[Job]: Find all lines in the listing that include the word "page", then copy them.

Collected data entries
* BEGIN *

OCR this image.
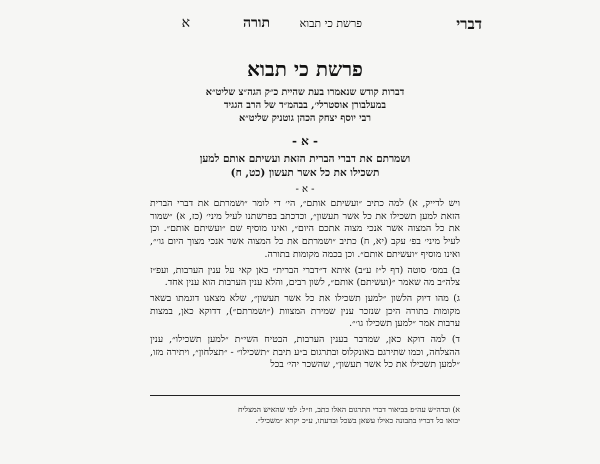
דברי
פרשת כי תבוא
תורה
א
פרשת כי תבוא

דברות קודש שנאמרו בעת שהיית כ״ק הגה״צ שליט״א

במעלבורן אוסטרלי׳, בבהמ״ד של הרב הגגיד

רבי יוסף יצחק הכהן גוטניק שליט״א

- א -

ושמרתם את דברי הברית הזאת ועשיתם אותם למען

תשכילו את כל אשר תעשון (כט, ח)

- א -

ויש לדייק, א) למה כתיב ״ועשיתם אותם״, הי׳ די לומר ״ושמרתם את דברי הברית הזאת למען תשכילו את כל אשר תעשון״, וכדכתב בפרשתנו לעיל מיני׳ (כז, א) ״שמור את כל המצוה אשר אנכי מצוה אתכם היום״, ואינו מוסיף שם ״ועשיתם אותם״. וכן לעיל מיני׳ בפ׳ עקב (יא, ח) כתיב ״ושמרתם את כל המצוה אשר אנכי מצוך היום גו׳״, ואינו מוסיף ״ועשיתם אותם״. וכן בכמה מקומות בתורה.

ב) במס׳ סוטה (דף ל״ז ע״ב) איתא ד״דברי הברית״ כאן קאי על ענין הערבות, ועפ״ז צלה״ב מה שאמר ״(ועשיתם) אותם״, לשון רבים, והלא ענין הערבות הוא ענין אחד.

ג) מהו דיוק הלשון ״למען תשכילו את כל אשר תעשון״, שלא מצאנו דוגמתו בשאר מקומות בתורה היכן שנזכר ענין שמירת המצוות (״ושמרתם״), דדוקא כאן, במצות ערבות אמר ״למען תשכילו גו׳״.

ד) למה דוקא כאן, שמדבר בענין הערבות, הבטיח השי״ת ״למען תשכילו״, ענין ההצלחה, וכמו שתירגם באונקלוס ובתרגום ב״ע תיבת ״תשכילו״ - ״תצלחון״, ויתירה מזו, ״למען תשכילו את כל אשר תעשון״, שהשכר יהי׳ בכל

א) ובדה״ש עה״פ בביאור דברי התרגום האלו כתב, וז״ל: לפי שהאיש המצליח
יבואו כל דבריו בתבונה כאילו עשאן בשכל ובדעתו, ע״כ יקרא ״משכיל״.
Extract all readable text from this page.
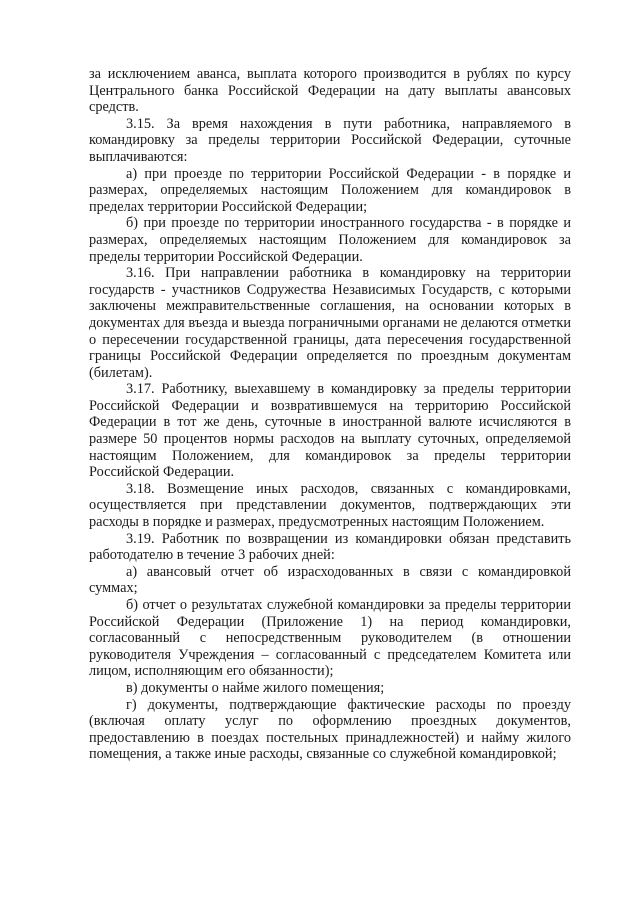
за исключением аванса, выплата которого производится в рублях по курсу Центрального банка Российской Федерации на дату выплаты авансовых средств.

3.15. За время нахождения в пути работника, направляемого в командировку за пределы территории Российской Федерации, суточные выплачиваются:

а) при проезде по территории Российской Федерации - в порядке и размерах, определяемых настоящим Положением для командировок в пределах территории Российской Федерации;

б) при проезде по территории иностранного государства - в порядке и размерах, определяемых настоящим Положением для командировок за пределы территории Российской Федерации.

3.16. При направлении работника в командировку на территории государств - участников Содружества Независимых Государств, с которыми заключены межправительственные соглашения, на основании которых в документах для въезда и выезда пограничными органами не делаются отметки о пересечении государственной границы, дата пересечения государственной границы Российской Федерации определяется по проездным документам (билетам).

3.17. Работнику, выехавшему в командировку за пределы территории Российской Федерации и возвратившемуся на территорию Российской Федерации в тот же день, суточные в иностранной валюте исчисляются в размере 50 процентов нормы расходов на выплату суточных, определяемой настоящим Положением, для командировок за пределы территории Российской Федерации.

3.18. Возмещение иных расходов, связанных с командировками, осуществляется при представлении документов, подтверждающих эти расходы в порядке и размерах, предусмотренных настоящим Положением.

3.19. Работник по возвращении из командировки обязан представить работодателю в течение 3 рабочих дней:

а) авансовый отчет об израсходованных в связи с командировкой суммах;

б) отчет о результатах служебной командировки за пределы территории Российской Федерации (Приложение 1) на период командировки, согласованный с непосредственным руководителем (в отношении руководителя Учреждения – согласованный с председателем Комитета или лицом, исполняющим его обязанности);

в) документы о найме жилого помещения;

г) документы, подтверждающие фактические расходы по проезду (включая оплату услуг по оформлению проездных документов, предоставлению в поездах постельных принадлежностей) и найму жилого помещения, а также иные расходы, связанные со служебной командировкой;
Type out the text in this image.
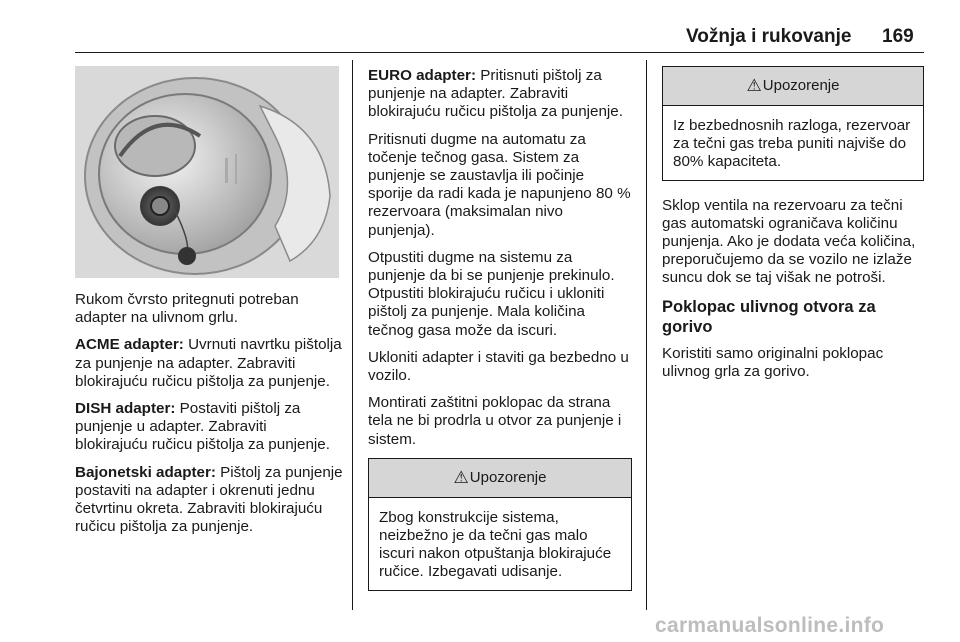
Vožnja i rukovanje 169

Rukom čvrsto pritegnuti potreban adapter na ulivnom grlu.

ACME adapter: Uvrnuti navrtku pištolja za punjenje na adapter. Zabraviti blokirajuću ručicu pištolja za punjenje.

DISH adapter: Postaviti pištolj za punjenje u adapter. Zabraviti blokirajuću ručicu pištolja za punjenje.

Bajonetski adapter: Pištolj za punjenje postaviti na adapter i okrenuti jednu četvrtinu okreta. Zabraviti blokirajuću ručicu pištolja za punjenje.

EURO adapter: Pritisnuti pištolj za punjenje na adapter. Zabraviti blokirajuću ručicu pištolja za punjenje.

Pritisnuti dugme na automatu za točenje tečnog gasa. Sistem za punjenje se zaustavlja ili počinje sporije da radi kada je napunjeno 80 % rezervoara (maksimalan nivo punjenja).

Otpustiti dugme na sistemu za punjenje da bi se punjenje prekinulo. Otpustiti blokirajuću ručicu i ukloniti pištolj za punjenje. Mala količina tečnog gasa može da iscuri.

Ukloniti adapter i staviti ga bezbedno u vozilo.

Montirati zaštitni poklopac da strana tela ne bi prodrla u otvor za punjenje i sistem.

⚠ Upozorenje
Zbog konstrukcije sistema, neizbežno je da tečni gas malo iscuri nakon otpuštanja blokirajuće ručice. Izbegavati udisanje.
⚠ Upozorenje
Iz bezbednosnih razloga, rezervoar za tečni gas treba puniti najviše do 80% kapaciteta.

Sklop ventila na rezervoaru za tečni gas automatski ograničava količinu punjenja. Ako je dodata veća količina, preporučujemo da se vozilo ne izlaže suncu dok se taj višak ne potroši.

Poklopac ulivnog otvora za gorivo

Koristiti samo originalni poklopac ulivnog grla za gorivo.

carmanualsonline.info
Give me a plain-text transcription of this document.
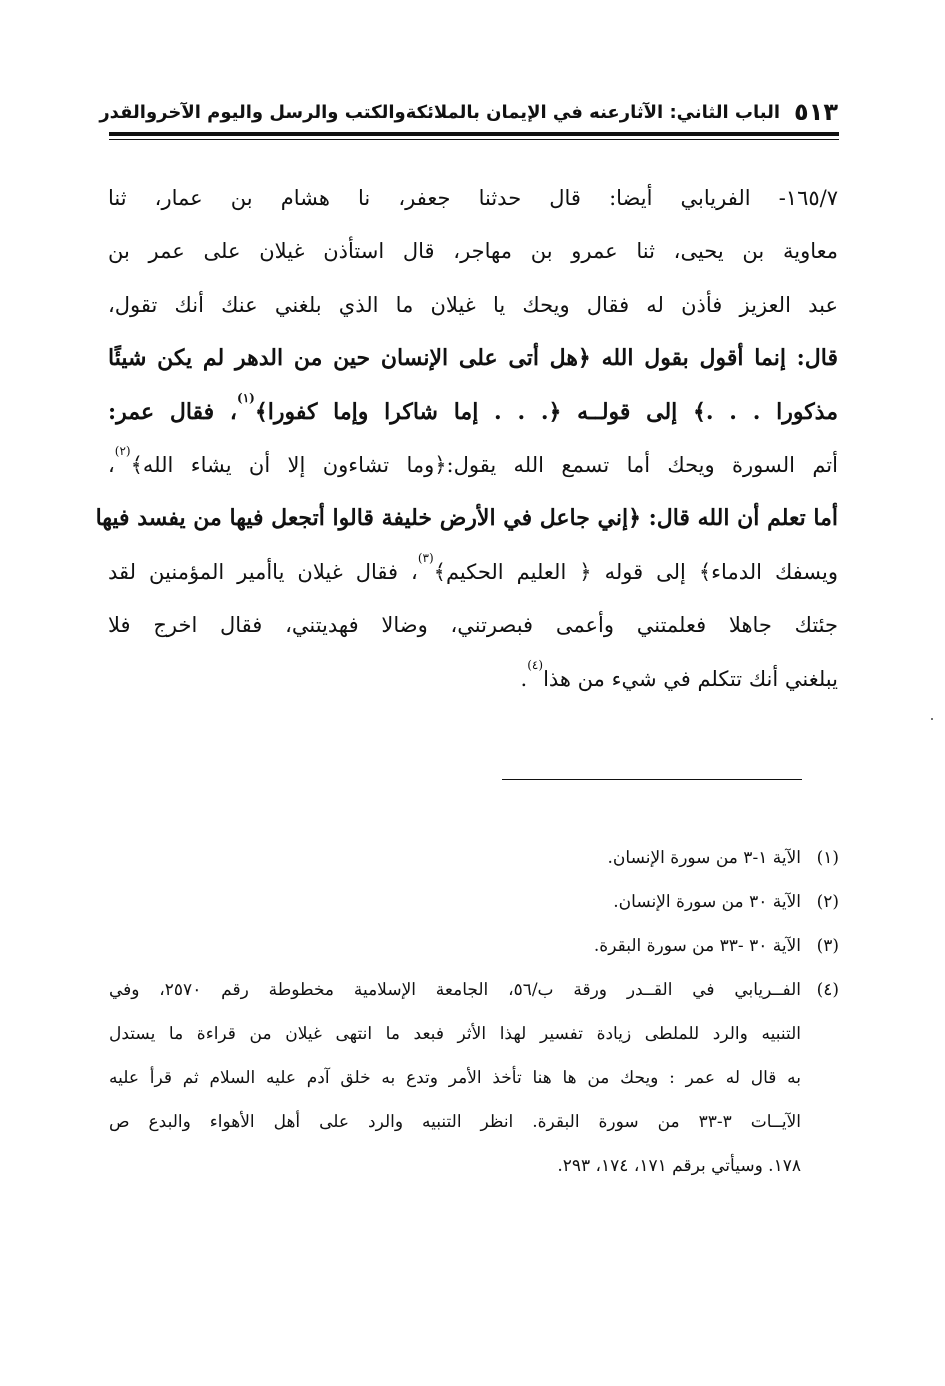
٥١٣
الباب الثاني: الآثارعنه في الإيمان بالملائكةوالكتب والرسل واليوم الآخروالقدر
١٦٥/٧- الفريابي أيضا: قال حدثنا جعفر، نا هشام بن عمار، ثنا
معاوية بن يحيى، ثنا عمرو بن مهاجر، قال استأذن غيلان على عمر بن
عبد العزيز فأذن له فقال ويحك يا غيلان ما الذي بلغني عنك أنك تقول،
قال: إنما أقول بقول الله ﴿هل أتى على الإنسان حين من الدهر لم يكن شيئًا
مذكورا . . .﴾ إلى قولــه ﴿. . . إما شاكرا وإما كفورا﴾$^{(١)}$، فقال عمر:
أتم السورة ويحك أما تسمع الله يقول:﴿وما تشاءون إلا أن يشاء الله﴾$^{(٢)}$،
أما تعلم أن الله قال: ﴿إني جاعل في الأرض خليفة قالوا أتجعل فيها من يفسد فيها
ويسفك الدماء﴾ إلى قوله ﴿ العليم الحكيم﴾$^{(٣)}$، فقال غيلان ياأمير المؤمنين لقد
جئتك جاهلا فعلمتني وأعمى فبصرتني، وضالا فهديتني، فقال اخرج فلا
يبلغني أنك تتكلم في شيء من هذا$^{(٤)}$.
(١)
الآية ١-٣ من سورة الإنسان.
(٢)
الآية ٣٠ من سورة الإنسان.
(٣)
الآية ٣٠ -٣٣ من سورة البقرة.
(٤)
الفــريابي في القــدر ورقة ب/٥٦، الجامعة الإسلامية مخطوطة رقم ٢٥٧٠، وفي
التنبيه والرد للملطى زيادة تفسير لهذا الأثر فبعد ما انتهى غيلان من قراءة ما يستدل
به قال له عمر : ويحك من ها هنا تأخذ الأمر وتدع به خلق آدم عليه السلام ثم قرأ عليه
الآيــات ٣-٣٣ من سورة البقرة. انظر التنبيه والرد على أهل الأهواء والبدع ص
١٧٨. وسيأتي برقم ١٧١، ١٧٤، ٢٩٣.
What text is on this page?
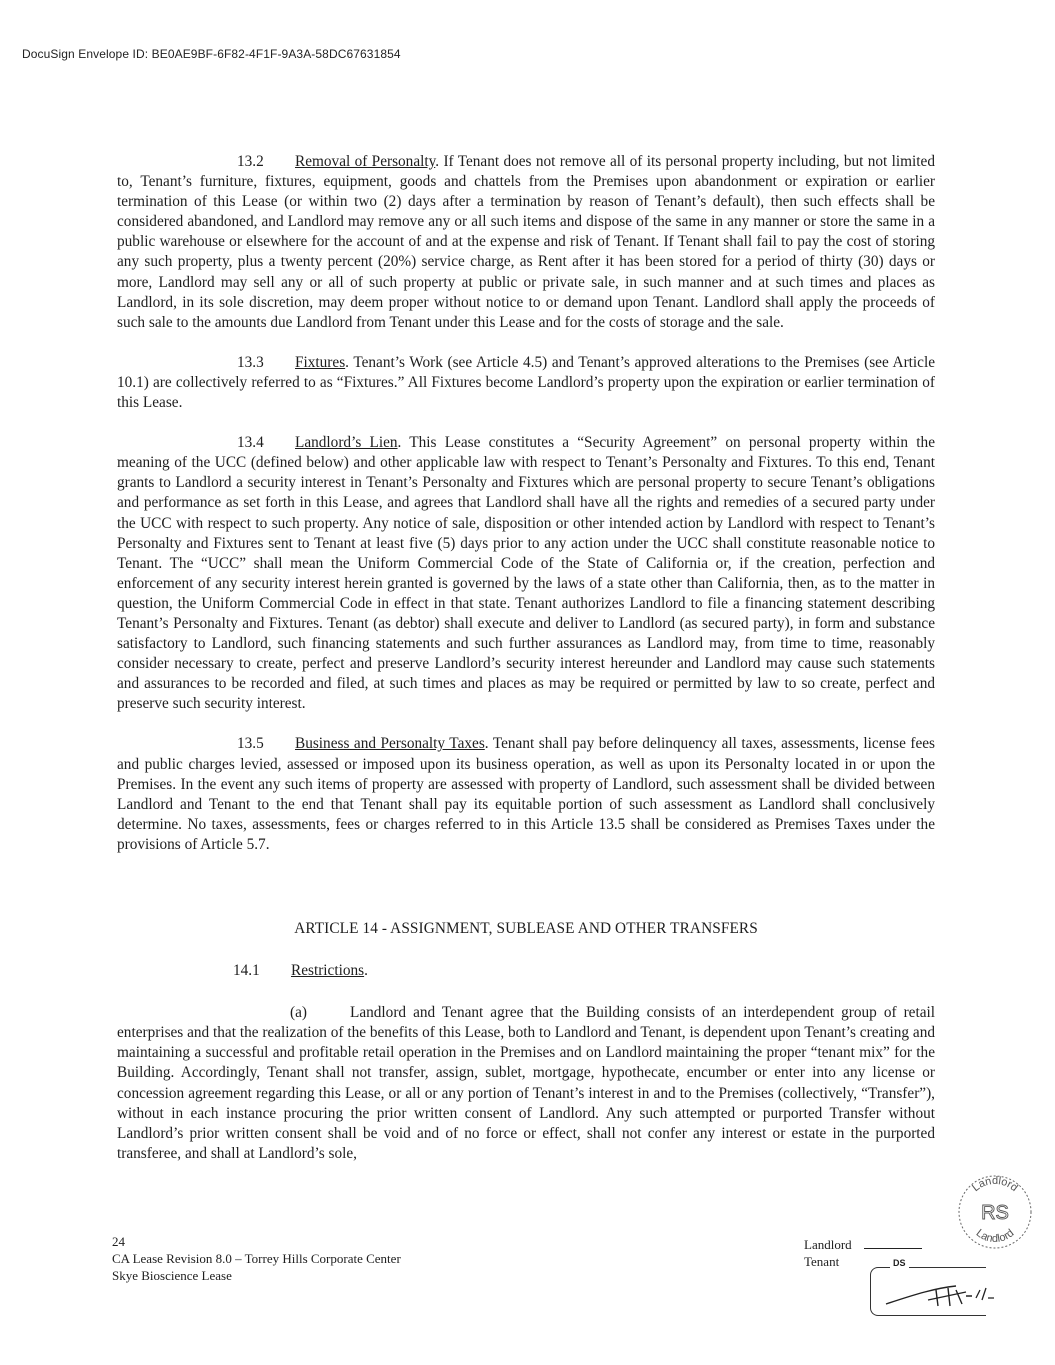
DocuSign Envelope ID: BE0AE9BF-6F82-4F1F-9A3A-58DC67631854

13.2 Removal of Personalty. If Tenant does not remove all of its personal property including, but not limited to, Tenant’s furniture, fixtures, equipment, goods and chattels from the Premises upon abandonment or expiration or earlier termination of this Lease (or within two (2) days after a termination by reason of Tenant’s default), then such effects shall be considered abandoned, and Landlord may remove any or all such items and dispose of the same in any manner or store the same in a public warehouse or elsewhere for the account of and at the expense and risk of Tenant. If Tenant shall fail to pay the cost of storing any such property, plus a twenty percent (20%) service charge, as Rent after it has been stored for a period of thirty (30) days or more, Landlord may sell any or all of such property at public or private sale, in such manner and at such times and places as Landlord, in its sole discretion, may deem proper without notice to or demand upon Tenant. Landlord shall apply the proceeds of such sale to the amounts due Landlord from Tenant under this Lease and for the costs of storage and the sale.

13.3 Fixtures. Tenant’s Work (see Article 4.5) and Tenant’s approved alterations to the Premises (see Article 10.1) are collectively referred to as “Fixtures.” All Fixtures become Landlord’s property upon the expiration or earlier termination of this Lease.

13.4 Landlord’s Lien. This Lease constitutes a “Security Agreement” on personal property within the meaning of the UCC (defined below) and other applicable law with respect to Tenant’s Personalty and Fixtures. To this end, Tenant grants to Landlord a security interest in Tenant’s Personalty and Fixtures which are personal property to secure Tenant’s obligations and performance as set forth in this Lease, and agrees that Landlord shall have all the rights and remedies of a secured party under the UCC with respect to such property. Any notice of sale, disposition or other intended action by Landlord with respect to Tenant’s Personalty and Fixtures sent to Tenant at least five (5) days prior to any action under the UCC shall constitute reasonable notice to Tenant. The “UCC” shall mean the Uniform Commercial Code of the State of California or, if the creation, perfection and enforcement of any security interest herein granted is governed by the laws of a state other than California, then, as to the matter in question, the Uniform Commercial Code in effect in that state. Tenant authorizes Landlord to file a financing statement describing Tenant’s Personalty and Fixtures. Tenant (as debtor) shall execute and deliver to Landlord (as secured party), in form and substance satisfactory to Landlord, such financing statements and such further assurances as Landlord may, from time to time, reasonably consider necessary to create, perfect and preserve Landlord’s security interest hereunder and Landlord may cause such statements and assurances to be recorded and filed, at such times and places as may be required or permitted by law to so create, perfect and preserve such security interest.

13.5 Business and Personalty Taxes. Tenant shall pay before delinquency all taxes, assessments, license fees and public charges levied, assessed or imposed upon its business operation, as well as upon its Personalty located in or upon the Premises. In the event any such items of property are assessed with property of Landlord, such assessment shall be divided between Landlord and Tenant to the end that Tenant shall pay its equitable portion of such assessment as Landlord shall conclusively determine. No taxes, assessments, fees or charges referred to in this Article 13.5 shall be considered as Premises Taxes under the provisions of Article 5.7.

ARTICLE 14 - ASSIGNMENT, SUBLEASE AND OTHER TRANSFERS
14.1 Restrictions.

(a)	Landlord and Tenant agree that the Building consists of an interdependent group of retail enterprises and that the realization of the benefits of this Lease, both to Landlord and Tenant, is dependent upon Tenant’s creating and maintaining a successful and profitable retail operation in the Premises and on Landlord maintaining the proper “tenant mix” for the Building. Accordingly, Tenant shall not transfer, assign, sublet, mortgage, hypothecate, encumber or enter into any license or concession agreement regarding this Lease, or all or any portion of Tenant’s interest in and to the Premises (collectively, “Transfer”), without in each instance procuring the prior written consent of Landlord. Any such attempted or purported Transfer without Landlord’s prior written consent shall be void and of no force or effect, shall not confer any interest or estate in the purported transferee, and shall at Landlord’s sole,

24
CA Lease Revision 8.0 – Torrey Hills Corporate Center
Skye Bioscience Lease
Landlord
Tenant	DS
Landlord
RS
Landlord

* END *

[Full answer]:
Extract all readable text from this page.
What text is on this page?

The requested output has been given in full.